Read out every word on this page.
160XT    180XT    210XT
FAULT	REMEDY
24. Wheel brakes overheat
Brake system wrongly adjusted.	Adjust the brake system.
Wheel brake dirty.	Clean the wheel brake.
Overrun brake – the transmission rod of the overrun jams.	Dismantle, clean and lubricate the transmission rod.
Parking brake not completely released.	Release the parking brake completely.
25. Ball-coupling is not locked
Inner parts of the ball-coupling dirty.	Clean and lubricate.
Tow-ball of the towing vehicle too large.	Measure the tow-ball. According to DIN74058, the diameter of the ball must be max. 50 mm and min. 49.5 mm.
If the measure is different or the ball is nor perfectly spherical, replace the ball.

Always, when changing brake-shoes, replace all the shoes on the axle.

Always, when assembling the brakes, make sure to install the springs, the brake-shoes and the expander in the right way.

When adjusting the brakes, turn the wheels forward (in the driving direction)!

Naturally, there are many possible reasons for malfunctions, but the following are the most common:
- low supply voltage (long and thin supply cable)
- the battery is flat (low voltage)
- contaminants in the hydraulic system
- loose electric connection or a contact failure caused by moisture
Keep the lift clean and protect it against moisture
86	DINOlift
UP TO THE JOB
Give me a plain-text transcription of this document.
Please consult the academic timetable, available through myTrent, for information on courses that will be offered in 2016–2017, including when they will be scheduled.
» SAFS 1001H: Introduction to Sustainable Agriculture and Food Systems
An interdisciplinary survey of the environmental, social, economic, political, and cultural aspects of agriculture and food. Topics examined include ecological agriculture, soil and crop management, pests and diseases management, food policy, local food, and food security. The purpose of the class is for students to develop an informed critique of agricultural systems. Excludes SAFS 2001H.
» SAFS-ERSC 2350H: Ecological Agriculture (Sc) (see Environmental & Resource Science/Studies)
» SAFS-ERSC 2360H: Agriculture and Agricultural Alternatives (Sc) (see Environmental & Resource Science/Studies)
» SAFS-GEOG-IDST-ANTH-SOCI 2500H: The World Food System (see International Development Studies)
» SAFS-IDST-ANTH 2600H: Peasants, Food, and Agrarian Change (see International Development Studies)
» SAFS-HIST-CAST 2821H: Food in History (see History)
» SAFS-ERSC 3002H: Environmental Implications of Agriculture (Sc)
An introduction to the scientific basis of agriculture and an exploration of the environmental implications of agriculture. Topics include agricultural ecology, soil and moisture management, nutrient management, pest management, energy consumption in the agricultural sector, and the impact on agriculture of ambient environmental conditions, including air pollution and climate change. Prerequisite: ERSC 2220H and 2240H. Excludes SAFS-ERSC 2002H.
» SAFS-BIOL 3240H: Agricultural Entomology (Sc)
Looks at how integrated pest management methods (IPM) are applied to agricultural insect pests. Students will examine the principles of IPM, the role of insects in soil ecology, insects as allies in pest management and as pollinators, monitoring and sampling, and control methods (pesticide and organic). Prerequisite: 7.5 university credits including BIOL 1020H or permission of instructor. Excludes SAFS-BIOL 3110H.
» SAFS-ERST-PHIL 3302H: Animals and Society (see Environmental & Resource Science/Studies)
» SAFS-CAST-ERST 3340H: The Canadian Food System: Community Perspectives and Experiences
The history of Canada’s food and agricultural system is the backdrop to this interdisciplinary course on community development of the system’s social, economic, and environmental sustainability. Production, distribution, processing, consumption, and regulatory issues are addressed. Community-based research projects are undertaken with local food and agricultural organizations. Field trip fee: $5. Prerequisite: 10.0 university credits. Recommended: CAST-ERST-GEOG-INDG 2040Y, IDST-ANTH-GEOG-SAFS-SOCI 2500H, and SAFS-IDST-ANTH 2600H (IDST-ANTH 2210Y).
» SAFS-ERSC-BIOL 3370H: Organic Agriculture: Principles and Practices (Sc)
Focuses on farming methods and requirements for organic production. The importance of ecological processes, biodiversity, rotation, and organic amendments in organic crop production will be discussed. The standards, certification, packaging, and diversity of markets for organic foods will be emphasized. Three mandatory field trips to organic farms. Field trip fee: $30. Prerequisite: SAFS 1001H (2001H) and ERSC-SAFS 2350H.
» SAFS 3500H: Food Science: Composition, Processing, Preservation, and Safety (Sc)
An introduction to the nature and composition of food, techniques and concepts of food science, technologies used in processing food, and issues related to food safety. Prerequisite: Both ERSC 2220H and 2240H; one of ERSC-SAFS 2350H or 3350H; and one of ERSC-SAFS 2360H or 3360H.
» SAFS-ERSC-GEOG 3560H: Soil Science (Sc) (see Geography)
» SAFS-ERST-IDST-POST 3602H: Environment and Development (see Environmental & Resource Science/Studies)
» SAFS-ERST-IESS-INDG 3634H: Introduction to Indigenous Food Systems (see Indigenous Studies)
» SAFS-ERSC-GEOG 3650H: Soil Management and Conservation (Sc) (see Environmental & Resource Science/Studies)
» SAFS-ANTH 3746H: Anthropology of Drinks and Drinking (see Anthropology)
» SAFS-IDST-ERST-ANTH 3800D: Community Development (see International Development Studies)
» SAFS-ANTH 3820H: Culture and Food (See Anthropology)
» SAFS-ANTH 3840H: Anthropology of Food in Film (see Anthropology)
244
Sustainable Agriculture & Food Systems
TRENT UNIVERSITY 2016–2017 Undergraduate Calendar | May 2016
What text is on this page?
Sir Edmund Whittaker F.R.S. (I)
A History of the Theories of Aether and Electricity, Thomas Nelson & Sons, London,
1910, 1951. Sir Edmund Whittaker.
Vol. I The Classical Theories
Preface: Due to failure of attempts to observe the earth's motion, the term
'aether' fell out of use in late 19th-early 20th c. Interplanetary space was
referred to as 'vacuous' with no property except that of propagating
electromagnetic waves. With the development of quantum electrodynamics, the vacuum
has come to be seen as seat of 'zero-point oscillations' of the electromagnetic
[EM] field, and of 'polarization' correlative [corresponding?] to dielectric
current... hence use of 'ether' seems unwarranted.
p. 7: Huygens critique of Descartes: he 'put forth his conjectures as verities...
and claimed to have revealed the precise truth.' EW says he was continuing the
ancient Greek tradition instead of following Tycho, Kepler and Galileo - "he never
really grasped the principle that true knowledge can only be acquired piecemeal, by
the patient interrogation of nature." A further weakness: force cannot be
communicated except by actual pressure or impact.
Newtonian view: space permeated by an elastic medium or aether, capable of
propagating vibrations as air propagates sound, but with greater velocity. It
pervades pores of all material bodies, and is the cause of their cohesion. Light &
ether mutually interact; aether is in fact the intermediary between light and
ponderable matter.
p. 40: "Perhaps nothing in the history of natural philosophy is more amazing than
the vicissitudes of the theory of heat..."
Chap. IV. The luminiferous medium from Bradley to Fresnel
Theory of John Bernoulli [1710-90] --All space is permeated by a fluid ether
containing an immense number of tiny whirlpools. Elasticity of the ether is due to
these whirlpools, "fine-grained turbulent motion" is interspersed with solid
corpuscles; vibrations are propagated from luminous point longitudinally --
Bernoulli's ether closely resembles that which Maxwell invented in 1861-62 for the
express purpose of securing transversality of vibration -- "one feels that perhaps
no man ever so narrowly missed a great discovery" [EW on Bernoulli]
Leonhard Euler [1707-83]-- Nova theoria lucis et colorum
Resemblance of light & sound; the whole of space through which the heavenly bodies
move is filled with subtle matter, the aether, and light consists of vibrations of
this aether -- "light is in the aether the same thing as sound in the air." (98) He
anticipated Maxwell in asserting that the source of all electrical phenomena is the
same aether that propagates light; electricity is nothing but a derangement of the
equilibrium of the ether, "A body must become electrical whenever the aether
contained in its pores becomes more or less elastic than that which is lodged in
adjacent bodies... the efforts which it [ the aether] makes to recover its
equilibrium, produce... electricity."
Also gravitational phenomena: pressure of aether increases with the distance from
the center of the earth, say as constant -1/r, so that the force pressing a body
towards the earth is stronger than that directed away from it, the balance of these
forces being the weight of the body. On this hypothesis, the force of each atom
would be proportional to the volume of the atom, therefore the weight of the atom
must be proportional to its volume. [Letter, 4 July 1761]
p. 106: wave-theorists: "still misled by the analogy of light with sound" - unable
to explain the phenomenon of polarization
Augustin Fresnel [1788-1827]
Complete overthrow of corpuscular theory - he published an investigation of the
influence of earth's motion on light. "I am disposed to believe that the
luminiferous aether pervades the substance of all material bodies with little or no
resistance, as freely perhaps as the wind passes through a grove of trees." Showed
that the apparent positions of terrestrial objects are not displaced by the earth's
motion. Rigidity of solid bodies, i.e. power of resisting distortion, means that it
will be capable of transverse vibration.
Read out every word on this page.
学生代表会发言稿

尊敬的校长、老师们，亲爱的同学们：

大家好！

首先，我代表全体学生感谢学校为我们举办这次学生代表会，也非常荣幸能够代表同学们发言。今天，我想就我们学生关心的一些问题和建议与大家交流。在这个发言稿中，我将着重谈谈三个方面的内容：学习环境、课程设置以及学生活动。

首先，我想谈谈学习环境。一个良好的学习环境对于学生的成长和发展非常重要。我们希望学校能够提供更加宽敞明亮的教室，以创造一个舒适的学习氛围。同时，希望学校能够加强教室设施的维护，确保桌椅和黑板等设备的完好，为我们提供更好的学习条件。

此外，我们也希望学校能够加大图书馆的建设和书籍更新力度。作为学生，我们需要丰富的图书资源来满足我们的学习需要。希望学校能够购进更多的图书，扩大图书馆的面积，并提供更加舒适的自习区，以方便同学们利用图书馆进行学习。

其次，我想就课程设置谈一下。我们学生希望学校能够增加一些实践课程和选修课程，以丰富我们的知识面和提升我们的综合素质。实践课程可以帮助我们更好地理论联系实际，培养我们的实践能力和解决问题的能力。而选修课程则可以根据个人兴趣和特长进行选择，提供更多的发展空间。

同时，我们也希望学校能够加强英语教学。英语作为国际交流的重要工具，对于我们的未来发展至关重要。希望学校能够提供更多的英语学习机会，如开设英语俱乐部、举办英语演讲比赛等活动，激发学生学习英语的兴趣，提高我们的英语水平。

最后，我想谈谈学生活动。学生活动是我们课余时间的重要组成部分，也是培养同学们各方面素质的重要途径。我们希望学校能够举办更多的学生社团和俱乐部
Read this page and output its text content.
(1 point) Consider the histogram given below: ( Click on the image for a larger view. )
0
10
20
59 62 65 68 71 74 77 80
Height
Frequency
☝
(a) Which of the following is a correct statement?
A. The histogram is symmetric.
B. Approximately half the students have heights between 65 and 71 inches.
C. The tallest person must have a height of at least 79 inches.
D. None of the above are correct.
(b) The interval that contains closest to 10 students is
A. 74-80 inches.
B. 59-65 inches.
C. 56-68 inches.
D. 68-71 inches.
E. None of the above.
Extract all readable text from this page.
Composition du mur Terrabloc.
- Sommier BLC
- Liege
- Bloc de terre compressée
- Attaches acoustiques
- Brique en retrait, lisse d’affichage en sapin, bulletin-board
§ §
### Problem statement
Extract every line above containing the word "Anthropology".

### Exercise output
» SAFS-ANTH 3746H: Anthropology of Drinks and Drinking (see Anthropology)
» SAFS-ANTH 3820H: Culture and Food (See Anthropology)
» SAFS-ANTH 3840H: Anthropology of Food in Film (see Anthropology)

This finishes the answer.